- _Records supplied_
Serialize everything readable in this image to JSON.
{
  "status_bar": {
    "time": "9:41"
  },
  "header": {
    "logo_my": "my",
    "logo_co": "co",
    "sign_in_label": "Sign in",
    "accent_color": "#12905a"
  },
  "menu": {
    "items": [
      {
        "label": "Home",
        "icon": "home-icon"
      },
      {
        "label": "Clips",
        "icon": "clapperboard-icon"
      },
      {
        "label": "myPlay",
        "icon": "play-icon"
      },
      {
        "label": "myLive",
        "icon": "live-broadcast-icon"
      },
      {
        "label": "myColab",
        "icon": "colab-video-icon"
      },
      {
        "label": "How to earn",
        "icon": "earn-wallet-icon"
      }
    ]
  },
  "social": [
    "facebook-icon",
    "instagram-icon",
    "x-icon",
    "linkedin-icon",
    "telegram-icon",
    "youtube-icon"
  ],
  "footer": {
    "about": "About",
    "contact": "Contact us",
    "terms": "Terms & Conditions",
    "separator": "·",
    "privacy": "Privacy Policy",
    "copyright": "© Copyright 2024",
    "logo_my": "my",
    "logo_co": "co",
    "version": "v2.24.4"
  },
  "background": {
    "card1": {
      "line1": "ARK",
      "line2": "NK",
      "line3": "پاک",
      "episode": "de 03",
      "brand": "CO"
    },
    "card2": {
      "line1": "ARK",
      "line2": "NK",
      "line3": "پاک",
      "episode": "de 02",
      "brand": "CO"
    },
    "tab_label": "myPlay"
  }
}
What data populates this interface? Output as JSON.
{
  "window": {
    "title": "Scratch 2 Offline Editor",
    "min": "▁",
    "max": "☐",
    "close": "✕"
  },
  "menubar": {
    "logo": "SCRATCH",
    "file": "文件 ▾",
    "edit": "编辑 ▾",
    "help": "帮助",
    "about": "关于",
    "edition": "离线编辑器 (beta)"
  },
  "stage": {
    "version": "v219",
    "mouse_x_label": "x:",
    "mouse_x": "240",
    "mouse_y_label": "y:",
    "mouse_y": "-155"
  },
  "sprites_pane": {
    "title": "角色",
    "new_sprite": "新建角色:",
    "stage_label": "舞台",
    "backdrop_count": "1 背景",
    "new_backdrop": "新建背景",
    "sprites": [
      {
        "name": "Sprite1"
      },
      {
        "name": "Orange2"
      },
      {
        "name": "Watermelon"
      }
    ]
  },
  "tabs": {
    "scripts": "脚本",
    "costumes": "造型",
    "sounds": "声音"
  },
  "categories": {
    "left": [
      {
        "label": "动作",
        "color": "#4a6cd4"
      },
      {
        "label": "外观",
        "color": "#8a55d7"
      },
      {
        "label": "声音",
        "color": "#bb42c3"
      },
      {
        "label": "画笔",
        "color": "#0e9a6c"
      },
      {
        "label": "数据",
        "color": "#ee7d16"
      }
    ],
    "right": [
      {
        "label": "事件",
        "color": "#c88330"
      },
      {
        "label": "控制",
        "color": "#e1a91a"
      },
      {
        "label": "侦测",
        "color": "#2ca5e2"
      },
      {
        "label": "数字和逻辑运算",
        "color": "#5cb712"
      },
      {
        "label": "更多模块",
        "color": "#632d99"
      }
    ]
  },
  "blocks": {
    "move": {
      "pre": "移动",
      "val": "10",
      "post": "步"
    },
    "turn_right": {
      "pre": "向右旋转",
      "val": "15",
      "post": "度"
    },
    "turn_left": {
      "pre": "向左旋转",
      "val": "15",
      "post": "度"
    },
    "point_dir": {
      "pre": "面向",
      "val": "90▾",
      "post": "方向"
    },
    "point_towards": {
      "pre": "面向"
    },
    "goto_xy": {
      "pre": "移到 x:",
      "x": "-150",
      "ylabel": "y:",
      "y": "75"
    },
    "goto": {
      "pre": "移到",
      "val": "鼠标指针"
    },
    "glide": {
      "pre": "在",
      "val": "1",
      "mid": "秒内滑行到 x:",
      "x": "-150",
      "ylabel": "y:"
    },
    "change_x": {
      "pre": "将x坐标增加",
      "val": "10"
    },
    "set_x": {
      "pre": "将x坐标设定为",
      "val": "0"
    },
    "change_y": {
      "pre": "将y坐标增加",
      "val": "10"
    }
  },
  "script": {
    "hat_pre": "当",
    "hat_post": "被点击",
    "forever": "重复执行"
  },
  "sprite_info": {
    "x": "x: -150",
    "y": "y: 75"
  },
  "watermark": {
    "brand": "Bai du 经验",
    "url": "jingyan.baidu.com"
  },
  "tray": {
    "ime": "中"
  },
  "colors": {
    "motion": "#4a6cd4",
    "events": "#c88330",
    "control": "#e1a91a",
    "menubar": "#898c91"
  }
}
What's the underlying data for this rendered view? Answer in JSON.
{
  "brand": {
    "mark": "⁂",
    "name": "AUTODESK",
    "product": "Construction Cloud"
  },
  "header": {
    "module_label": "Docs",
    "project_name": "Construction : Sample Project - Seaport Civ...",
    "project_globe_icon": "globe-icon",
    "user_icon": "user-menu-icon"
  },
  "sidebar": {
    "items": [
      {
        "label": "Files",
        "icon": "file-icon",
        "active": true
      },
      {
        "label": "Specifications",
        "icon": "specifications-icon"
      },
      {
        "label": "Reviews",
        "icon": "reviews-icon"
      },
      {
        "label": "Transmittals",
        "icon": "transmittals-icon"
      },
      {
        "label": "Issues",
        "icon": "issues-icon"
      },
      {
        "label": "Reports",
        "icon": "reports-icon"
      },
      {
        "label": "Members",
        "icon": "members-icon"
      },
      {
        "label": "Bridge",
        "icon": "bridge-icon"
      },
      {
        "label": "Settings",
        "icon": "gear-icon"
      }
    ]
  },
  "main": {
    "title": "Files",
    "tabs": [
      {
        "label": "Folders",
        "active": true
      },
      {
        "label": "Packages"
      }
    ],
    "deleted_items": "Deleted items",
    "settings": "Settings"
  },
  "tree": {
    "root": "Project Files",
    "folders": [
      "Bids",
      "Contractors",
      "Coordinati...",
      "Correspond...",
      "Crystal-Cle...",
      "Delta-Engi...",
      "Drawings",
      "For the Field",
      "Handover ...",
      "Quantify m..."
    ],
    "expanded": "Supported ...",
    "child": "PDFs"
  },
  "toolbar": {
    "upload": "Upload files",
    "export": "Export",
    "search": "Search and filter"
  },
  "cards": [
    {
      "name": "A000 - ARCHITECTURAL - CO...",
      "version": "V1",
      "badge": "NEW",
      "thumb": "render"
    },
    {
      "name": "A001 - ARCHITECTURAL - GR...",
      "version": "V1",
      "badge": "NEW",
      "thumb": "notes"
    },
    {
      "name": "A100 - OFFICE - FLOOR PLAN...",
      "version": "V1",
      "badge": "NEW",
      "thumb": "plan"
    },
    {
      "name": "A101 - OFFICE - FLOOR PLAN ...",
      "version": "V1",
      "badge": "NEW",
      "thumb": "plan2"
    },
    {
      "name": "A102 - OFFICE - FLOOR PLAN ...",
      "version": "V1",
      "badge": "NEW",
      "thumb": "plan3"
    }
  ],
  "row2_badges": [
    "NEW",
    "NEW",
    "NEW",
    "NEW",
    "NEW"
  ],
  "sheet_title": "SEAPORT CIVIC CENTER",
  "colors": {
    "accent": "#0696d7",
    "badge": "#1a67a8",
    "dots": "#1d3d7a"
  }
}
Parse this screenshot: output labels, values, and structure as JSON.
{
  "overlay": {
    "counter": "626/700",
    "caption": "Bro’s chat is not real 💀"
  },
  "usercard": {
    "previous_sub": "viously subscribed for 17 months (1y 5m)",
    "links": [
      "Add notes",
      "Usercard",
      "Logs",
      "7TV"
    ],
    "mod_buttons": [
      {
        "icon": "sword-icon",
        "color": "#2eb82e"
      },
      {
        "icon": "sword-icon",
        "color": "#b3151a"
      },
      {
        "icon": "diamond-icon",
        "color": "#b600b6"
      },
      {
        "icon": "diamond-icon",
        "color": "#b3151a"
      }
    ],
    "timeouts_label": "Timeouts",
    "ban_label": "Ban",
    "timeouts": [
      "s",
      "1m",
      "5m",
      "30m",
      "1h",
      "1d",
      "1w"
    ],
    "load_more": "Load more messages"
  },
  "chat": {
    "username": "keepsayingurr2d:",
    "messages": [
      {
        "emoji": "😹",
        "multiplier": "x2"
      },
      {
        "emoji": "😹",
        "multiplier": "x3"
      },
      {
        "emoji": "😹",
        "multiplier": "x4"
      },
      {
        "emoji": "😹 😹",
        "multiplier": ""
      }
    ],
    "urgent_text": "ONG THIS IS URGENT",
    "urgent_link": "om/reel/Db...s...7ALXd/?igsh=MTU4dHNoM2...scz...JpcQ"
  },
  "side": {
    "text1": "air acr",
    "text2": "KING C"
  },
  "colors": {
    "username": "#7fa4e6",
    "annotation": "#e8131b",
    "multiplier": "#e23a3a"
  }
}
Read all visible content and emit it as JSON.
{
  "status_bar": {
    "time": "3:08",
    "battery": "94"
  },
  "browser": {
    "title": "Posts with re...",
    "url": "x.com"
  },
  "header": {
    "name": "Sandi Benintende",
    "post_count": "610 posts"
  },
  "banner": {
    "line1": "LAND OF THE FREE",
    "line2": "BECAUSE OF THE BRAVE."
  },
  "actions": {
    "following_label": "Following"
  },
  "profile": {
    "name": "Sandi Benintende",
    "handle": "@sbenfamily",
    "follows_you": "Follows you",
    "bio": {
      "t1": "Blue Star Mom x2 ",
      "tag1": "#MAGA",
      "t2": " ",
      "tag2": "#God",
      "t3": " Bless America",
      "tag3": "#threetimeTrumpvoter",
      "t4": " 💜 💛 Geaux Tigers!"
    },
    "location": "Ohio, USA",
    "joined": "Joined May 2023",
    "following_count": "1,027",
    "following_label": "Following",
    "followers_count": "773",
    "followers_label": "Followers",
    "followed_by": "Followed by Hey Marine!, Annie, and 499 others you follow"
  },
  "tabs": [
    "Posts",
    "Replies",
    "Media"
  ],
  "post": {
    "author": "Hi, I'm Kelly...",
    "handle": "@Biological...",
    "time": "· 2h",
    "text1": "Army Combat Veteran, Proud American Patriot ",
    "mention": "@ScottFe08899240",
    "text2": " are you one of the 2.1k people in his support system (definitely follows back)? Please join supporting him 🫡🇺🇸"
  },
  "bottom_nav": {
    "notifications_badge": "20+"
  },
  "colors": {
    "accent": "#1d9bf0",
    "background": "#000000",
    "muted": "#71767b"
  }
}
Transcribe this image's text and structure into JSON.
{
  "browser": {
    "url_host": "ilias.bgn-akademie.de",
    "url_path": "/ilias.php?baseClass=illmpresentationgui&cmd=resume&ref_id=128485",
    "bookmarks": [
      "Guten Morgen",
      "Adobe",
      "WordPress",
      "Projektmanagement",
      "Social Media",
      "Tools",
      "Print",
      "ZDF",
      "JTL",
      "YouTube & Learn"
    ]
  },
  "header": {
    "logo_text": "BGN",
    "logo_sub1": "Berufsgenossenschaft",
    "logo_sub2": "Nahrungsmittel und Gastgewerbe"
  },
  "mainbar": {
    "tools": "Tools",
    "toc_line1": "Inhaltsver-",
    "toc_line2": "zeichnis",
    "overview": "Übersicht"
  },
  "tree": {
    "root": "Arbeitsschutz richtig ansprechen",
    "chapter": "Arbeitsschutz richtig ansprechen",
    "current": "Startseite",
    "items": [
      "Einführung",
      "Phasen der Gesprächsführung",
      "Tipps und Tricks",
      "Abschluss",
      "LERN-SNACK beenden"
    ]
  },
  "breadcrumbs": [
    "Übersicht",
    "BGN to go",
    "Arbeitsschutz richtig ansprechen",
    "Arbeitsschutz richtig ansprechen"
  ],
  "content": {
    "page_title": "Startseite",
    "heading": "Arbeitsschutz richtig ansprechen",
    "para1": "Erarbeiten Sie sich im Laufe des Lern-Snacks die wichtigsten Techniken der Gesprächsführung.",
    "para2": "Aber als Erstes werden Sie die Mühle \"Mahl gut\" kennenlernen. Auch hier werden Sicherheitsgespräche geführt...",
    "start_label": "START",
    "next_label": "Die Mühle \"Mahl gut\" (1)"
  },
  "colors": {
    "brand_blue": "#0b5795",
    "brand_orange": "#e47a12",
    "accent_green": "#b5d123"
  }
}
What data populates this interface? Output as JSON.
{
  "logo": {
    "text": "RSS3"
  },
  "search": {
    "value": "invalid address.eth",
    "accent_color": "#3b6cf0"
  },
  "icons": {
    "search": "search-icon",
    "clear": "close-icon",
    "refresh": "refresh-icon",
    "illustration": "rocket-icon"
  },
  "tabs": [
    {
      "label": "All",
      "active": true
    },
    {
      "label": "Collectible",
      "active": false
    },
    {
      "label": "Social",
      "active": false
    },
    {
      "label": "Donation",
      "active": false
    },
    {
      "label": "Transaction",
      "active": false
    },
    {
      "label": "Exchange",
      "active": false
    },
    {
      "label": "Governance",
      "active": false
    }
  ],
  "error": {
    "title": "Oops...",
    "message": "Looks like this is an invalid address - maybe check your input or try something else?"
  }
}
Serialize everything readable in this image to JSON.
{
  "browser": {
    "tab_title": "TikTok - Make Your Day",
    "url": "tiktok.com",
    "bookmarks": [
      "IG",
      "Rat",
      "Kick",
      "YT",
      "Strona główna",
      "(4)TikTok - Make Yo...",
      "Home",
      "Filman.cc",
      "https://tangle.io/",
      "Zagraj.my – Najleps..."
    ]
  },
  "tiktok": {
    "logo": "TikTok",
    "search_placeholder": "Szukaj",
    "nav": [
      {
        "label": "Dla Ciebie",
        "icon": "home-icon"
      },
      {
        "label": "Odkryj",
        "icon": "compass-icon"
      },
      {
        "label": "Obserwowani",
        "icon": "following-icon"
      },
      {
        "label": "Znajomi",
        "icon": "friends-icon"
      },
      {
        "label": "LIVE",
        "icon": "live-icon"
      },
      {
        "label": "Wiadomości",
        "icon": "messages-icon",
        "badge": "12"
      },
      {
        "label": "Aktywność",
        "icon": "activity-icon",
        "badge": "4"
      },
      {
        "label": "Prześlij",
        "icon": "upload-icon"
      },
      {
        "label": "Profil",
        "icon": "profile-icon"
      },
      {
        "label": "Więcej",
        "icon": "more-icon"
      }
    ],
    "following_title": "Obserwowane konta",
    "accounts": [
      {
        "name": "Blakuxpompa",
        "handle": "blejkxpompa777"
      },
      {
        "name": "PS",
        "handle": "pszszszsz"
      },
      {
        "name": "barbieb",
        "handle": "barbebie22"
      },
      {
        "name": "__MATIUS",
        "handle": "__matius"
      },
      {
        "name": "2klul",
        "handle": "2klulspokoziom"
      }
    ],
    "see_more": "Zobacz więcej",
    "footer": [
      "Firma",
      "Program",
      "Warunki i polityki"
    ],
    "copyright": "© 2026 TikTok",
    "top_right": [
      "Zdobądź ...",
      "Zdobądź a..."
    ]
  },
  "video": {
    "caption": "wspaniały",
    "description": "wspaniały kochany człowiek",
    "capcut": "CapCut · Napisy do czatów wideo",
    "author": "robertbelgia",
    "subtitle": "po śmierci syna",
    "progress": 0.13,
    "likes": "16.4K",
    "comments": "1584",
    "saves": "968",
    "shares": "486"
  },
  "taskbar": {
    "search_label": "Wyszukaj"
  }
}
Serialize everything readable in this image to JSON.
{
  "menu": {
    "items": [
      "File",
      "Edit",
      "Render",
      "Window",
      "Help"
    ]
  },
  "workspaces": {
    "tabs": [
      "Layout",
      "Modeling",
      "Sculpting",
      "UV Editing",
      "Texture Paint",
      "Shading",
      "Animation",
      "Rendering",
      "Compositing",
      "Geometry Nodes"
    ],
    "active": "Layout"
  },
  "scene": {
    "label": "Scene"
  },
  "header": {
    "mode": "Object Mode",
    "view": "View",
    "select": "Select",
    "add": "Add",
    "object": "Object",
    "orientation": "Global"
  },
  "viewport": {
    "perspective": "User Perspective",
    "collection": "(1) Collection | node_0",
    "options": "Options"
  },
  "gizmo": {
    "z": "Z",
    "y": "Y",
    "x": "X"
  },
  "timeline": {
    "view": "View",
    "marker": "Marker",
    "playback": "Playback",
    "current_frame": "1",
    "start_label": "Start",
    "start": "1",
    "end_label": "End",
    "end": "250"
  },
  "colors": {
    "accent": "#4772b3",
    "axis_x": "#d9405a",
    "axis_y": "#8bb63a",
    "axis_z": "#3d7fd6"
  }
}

- _Task description_
Using the material above, report each line where "content" occurs.

- _Response_
Read all visible content and emit it as JSON.
  "content": {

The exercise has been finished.